# Your task:
Duplicate the entries starting at the line containing "Detect and localize" and ending with the line containing "back-button[interactable]: << Back", both included.

# Given records:
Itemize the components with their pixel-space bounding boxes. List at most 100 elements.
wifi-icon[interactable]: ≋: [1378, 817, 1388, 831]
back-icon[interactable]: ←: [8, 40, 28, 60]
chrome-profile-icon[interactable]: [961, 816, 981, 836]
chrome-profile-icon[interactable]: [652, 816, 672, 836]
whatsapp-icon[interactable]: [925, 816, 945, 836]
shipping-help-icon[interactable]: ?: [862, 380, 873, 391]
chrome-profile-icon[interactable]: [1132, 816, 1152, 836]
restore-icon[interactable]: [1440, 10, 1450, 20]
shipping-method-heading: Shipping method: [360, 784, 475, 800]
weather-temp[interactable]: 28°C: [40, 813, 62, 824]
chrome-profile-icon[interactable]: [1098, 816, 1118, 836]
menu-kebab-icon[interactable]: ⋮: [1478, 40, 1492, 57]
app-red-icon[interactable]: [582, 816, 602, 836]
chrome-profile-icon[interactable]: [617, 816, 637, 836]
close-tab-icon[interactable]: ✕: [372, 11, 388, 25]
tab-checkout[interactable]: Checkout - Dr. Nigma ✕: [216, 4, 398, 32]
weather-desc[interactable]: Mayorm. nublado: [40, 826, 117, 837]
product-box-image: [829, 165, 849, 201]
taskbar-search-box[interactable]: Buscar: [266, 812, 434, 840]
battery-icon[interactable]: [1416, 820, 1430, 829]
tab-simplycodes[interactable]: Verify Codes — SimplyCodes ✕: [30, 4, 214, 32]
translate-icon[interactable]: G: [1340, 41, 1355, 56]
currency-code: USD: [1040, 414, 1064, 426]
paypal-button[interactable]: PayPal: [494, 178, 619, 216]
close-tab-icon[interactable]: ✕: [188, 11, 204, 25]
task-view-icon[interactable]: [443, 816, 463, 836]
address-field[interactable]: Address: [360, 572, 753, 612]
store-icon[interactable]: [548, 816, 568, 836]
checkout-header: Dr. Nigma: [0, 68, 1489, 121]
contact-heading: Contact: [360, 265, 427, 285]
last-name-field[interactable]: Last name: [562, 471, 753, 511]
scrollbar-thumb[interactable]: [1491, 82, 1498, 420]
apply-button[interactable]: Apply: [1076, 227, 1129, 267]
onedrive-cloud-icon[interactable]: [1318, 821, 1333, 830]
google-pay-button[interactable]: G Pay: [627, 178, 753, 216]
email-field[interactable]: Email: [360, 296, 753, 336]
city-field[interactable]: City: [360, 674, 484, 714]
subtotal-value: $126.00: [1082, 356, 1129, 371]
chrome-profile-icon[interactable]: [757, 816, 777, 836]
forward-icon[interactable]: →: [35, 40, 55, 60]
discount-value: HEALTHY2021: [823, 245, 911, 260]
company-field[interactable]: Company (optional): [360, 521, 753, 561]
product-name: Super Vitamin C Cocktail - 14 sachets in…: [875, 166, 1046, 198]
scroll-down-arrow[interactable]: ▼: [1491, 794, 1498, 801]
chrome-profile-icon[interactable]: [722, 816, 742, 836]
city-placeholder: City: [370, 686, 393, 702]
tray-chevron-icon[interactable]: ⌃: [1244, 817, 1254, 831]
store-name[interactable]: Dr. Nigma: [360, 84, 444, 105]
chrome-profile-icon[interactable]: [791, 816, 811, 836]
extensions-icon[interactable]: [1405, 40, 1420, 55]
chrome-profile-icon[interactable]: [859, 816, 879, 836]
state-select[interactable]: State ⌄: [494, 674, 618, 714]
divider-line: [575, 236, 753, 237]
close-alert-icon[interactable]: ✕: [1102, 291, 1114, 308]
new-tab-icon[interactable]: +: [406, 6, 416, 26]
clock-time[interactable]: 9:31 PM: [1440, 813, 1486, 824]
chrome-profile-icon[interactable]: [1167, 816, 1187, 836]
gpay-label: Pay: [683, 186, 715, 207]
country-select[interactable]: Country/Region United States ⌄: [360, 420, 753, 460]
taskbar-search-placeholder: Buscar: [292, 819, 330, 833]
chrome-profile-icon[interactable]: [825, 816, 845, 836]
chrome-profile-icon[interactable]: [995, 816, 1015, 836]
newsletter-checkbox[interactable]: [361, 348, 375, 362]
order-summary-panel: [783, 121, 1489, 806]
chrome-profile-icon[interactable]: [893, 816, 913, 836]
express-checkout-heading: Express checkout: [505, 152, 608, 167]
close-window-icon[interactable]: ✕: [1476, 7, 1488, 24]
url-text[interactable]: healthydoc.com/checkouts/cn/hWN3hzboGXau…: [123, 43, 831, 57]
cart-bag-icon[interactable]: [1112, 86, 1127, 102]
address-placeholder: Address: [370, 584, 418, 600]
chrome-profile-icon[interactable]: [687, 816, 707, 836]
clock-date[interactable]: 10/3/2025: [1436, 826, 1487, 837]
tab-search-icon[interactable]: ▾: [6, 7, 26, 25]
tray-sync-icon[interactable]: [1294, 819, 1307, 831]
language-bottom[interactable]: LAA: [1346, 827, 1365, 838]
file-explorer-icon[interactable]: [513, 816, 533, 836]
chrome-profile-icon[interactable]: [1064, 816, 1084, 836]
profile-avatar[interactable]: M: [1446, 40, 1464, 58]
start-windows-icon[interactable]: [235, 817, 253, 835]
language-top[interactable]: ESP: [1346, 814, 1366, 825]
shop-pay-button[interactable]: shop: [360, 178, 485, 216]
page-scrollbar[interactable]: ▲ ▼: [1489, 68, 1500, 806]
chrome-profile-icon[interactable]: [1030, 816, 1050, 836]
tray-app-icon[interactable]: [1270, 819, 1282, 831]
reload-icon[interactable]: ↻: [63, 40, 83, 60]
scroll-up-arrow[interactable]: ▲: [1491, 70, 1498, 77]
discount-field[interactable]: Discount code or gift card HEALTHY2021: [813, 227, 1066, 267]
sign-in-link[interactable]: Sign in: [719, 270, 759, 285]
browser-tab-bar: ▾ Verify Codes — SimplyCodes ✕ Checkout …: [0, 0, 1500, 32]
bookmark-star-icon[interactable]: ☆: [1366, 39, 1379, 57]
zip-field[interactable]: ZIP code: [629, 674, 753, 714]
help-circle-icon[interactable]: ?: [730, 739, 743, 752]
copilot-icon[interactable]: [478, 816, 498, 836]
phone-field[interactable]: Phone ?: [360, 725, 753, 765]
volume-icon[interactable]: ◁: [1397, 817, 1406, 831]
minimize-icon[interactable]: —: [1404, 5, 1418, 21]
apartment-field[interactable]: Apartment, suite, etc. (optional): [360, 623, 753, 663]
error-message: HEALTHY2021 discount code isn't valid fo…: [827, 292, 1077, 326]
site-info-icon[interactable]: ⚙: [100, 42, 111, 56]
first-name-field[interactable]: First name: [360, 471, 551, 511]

...

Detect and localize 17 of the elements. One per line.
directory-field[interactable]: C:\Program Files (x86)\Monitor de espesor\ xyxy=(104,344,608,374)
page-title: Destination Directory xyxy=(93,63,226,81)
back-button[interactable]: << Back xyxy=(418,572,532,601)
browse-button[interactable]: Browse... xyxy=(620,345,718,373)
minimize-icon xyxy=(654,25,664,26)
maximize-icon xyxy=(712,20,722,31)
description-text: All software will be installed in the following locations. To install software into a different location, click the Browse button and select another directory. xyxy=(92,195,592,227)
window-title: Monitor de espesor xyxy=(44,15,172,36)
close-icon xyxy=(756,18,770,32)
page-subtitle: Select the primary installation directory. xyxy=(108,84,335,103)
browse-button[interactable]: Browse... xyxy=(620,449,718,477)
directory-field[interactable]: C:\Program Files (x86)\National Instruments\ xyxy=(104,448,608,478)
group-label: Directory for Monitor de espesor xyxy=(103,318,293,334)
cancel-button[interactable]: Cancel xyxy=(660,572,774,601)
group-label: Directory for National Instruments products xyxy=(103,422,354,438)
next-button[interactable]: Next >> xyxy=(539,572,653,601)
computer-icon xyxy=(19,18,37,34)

# Task result:
Detect and localize 17 of the elements. One per line.
directory-field[interactable]: C:\Program Files (x86)\Monitor de espesor\ xyxy=(104,344,608,374)
page-title: Destination Directory xyxy=(93,63,226,81)
back-button[interactable]: << Back xyxy=(418,572,532,601)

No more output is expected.